→ Prompt:
How many lines of the material below contain the string "selection"? Answer with the number and nothing else.

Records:
>> start

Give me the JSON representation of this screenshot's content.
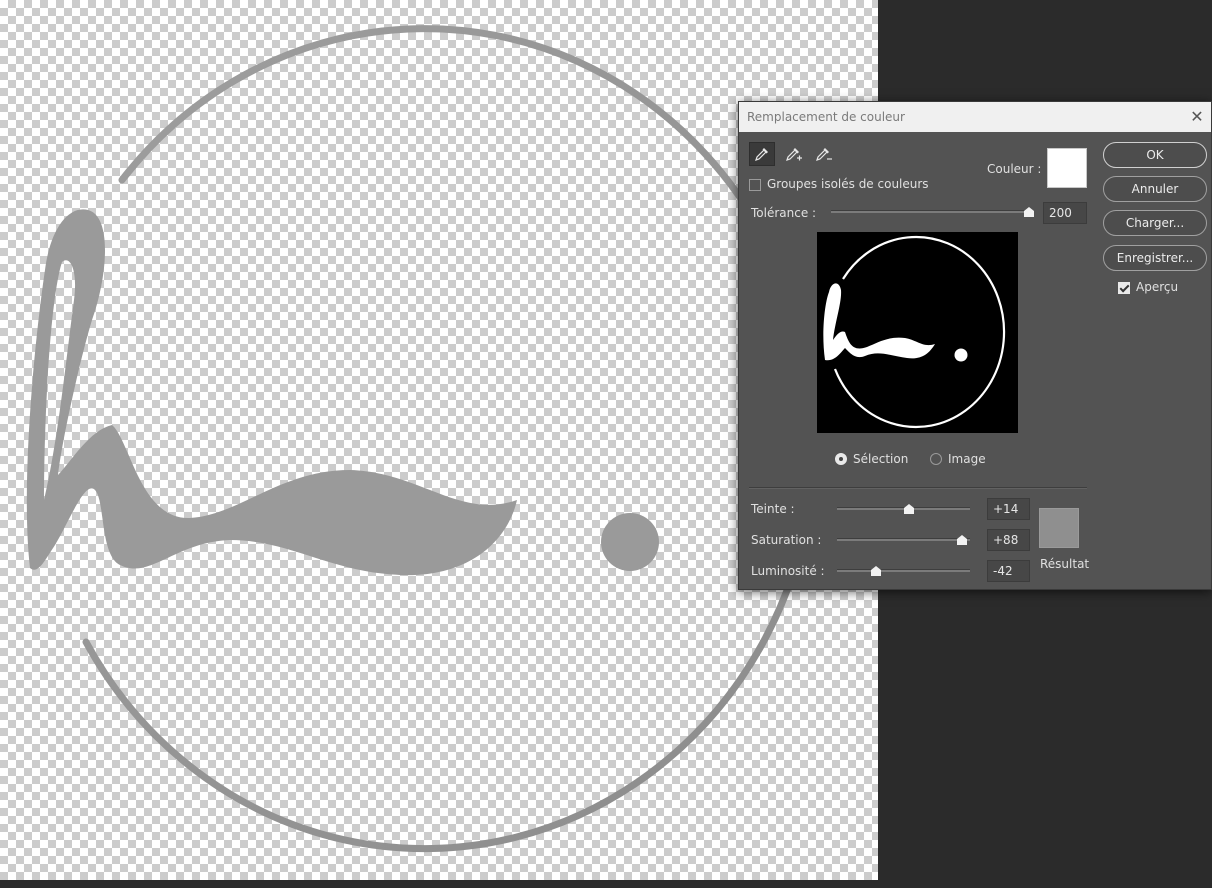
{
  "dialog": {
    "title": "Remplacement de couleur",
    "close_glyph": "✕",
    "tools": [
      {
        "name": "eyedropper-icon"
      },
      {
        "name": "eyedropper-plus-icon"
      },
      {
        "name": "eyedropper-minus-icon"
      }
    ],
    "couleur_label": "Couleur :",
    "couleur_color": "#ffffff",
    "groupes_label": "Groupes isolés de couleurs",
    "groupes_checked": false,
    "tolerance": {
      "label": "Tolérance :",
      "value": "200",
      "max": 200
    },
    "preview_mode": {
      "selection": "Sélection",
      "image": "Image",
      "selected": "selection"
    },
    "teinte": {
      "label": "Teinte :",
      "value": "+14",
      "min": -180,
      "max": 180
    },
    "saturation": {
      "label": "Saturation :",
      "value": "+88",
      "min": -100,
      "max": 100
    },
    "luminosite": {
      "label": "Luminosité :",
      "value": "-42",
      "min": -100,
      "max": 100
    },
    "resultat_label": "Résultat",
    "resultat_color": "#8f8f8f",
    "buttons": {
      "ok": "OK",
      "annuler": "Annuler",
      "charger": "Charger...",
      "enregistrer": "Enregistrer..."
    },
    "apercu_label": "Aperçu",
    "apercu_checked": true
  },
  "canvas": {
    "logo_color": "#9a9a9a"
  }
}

>> end
>> start

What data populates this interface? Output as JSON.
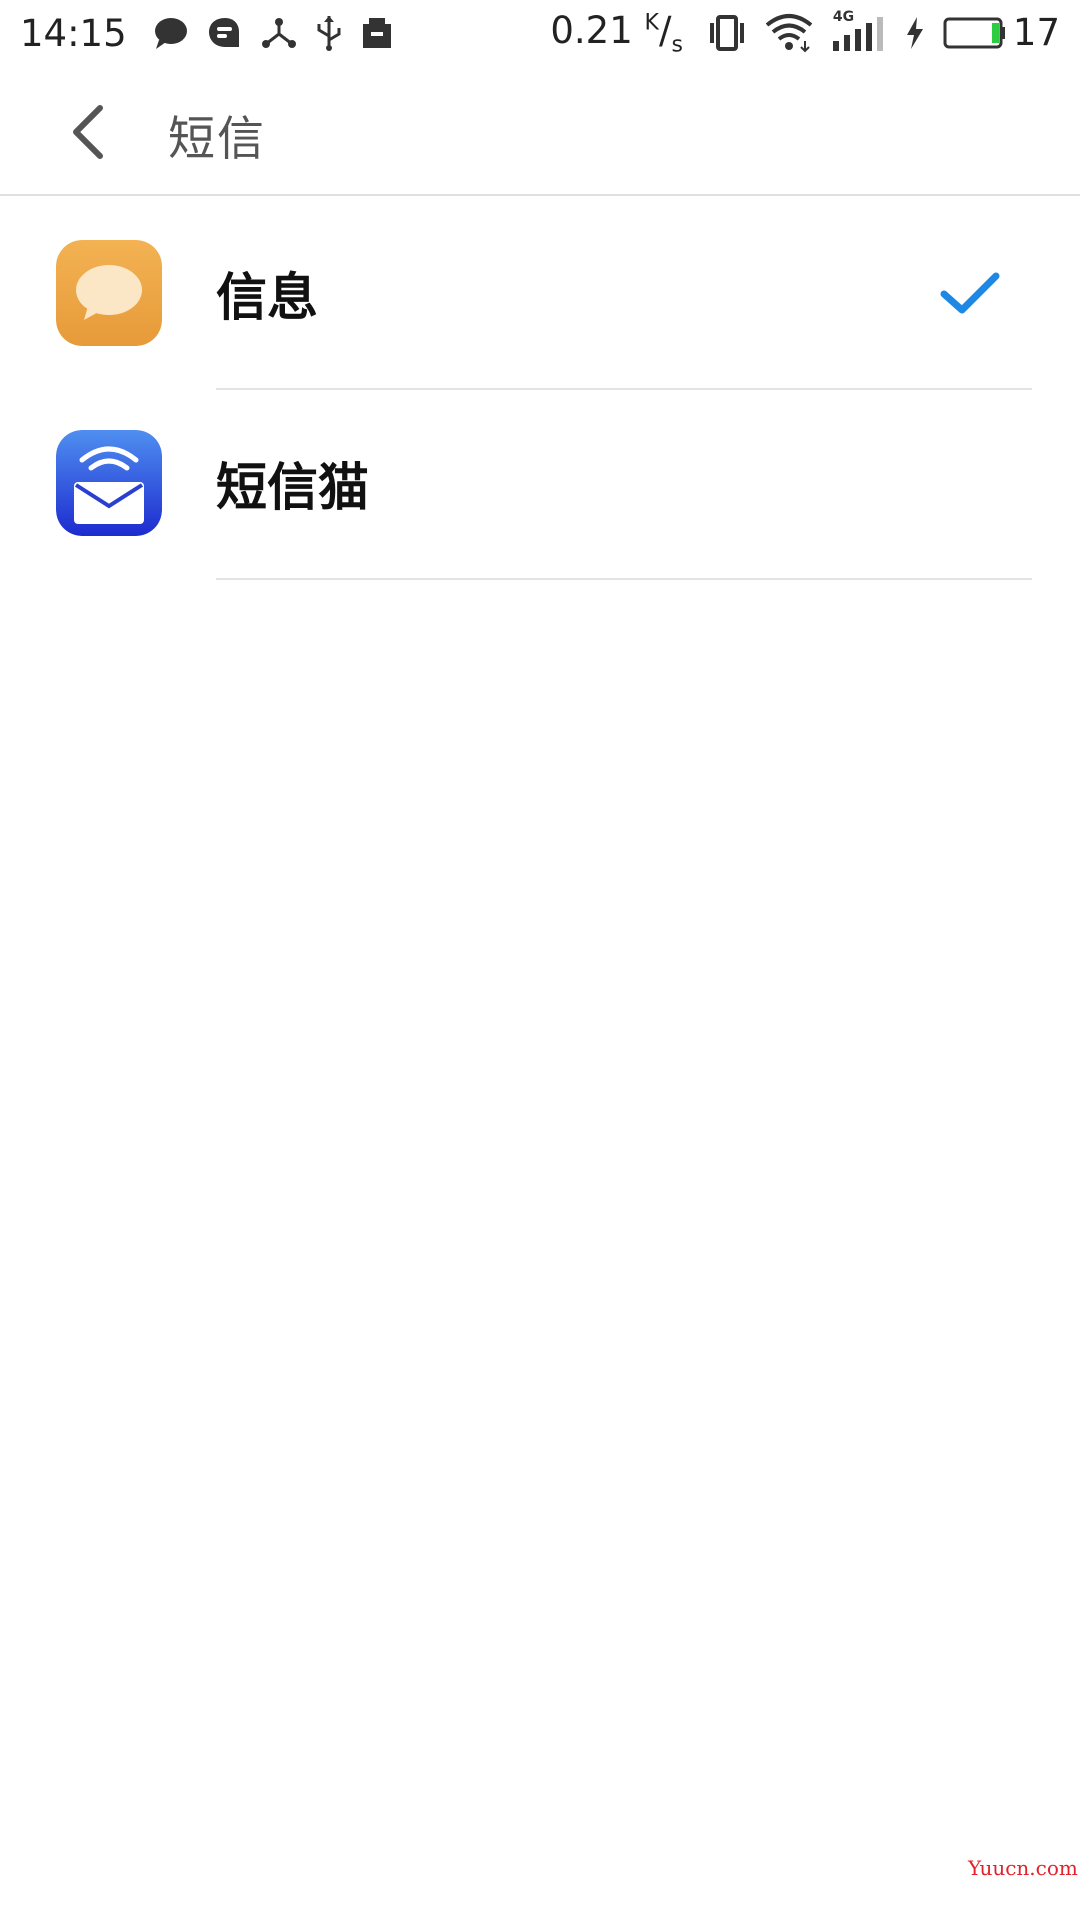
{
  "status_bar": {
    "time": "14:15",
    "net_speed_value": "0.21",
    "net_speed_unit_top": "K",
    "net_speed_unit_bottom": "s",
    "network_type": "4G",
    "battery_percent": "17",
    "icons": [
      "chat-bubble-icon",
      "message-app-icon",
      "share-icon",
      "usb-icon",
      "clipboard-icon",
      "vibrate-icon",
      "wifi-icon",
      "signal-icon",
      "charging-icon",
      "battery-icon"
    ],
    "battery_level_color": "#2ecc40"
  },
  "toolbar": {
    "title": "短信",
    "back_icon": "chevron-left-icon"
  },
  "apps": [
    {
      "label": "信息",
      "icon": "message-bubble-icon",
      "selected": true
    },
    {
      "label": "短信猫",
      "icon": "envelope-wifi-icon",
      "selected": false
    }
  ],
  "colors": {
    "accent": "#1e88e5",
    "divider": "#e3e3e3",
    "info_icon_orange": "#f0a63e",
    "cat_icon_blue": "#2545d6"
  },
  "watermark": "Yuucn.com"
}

>> end

→ Written solution:
2